[Stored data]
+---+

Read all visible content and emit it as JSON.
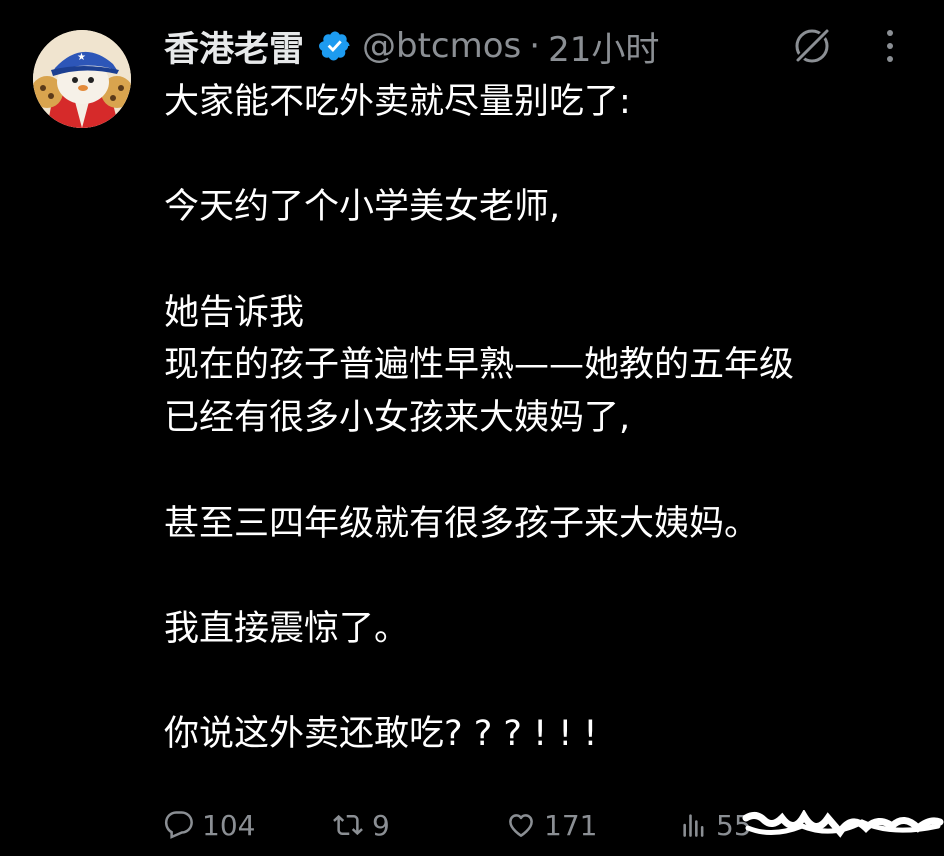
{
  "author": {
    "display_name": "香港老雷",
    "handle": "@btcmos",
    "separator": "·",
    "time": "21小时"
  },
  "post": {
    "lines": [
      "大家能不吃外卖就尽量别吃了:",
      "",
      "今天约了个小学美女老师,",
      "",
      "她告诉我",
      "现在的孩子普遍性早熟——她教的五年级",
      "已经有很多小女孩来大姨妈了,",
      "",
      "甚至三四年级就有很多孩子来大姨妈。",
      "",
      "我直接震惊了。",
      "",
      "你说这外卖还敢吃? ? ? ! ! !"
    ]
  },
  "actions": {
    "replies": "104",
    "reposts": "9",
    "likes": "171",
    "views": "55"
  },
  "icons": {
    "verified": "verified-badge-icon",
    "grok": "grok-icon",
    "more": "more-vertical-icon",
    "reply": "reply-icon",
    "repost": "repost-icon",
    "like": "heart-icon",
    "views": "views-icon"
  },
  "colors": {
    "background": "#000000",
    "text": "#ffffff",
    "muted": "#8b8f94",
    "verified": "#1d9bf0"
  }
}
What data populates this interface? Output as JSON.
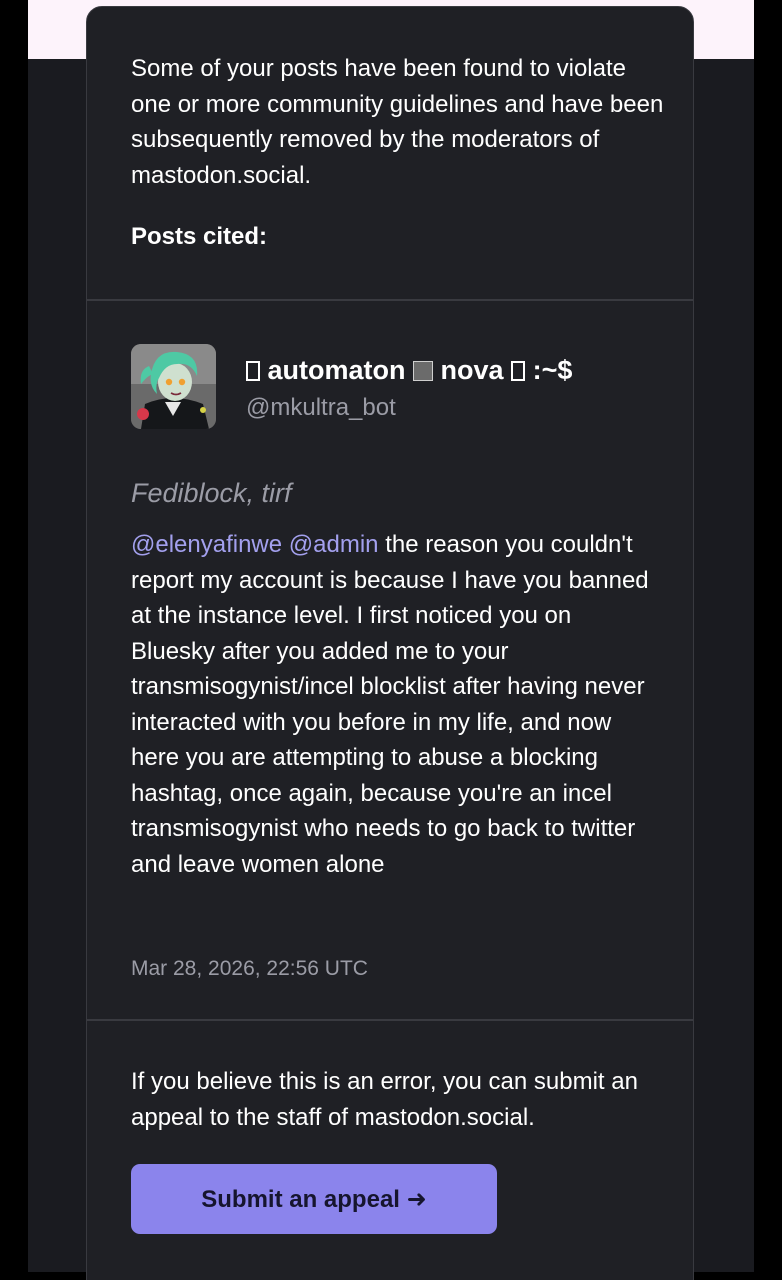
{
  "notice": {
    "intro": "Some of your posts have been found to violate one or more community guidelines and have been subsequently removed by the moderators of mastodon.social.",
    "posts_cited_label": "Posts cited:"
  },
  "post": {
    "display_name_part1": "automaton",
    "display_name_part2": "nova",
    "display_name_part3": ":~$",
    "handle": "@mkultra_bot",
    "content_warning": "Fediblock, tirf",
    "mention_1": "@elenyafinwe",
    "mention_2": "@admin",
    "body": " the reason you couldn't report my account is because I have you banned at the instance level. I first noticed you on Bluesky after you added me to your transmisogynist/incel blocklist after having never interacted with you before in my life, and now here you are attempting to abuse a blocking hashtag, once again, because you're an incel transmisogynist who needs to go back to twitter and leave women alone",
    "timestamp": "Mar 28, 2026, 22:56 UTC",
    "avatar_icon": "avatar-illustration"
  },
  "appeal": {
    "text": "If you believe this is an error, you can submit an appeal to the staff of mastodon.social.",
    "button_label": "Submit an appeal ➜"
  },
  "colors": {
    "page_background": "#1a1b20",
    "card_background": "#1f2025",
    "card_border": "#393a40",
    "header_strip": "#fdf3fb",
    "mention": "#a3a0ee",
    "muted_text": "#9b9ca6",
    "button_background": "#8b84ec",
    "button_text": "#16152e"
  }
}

+---+

**Problem requirements**
Copy and report every line where the word "this" is present.

**Task result**
What data populates this interface? Output as JSON.
    "text": "If you believe this is an error, you can submit an appeal to the staff of mastodon.social.",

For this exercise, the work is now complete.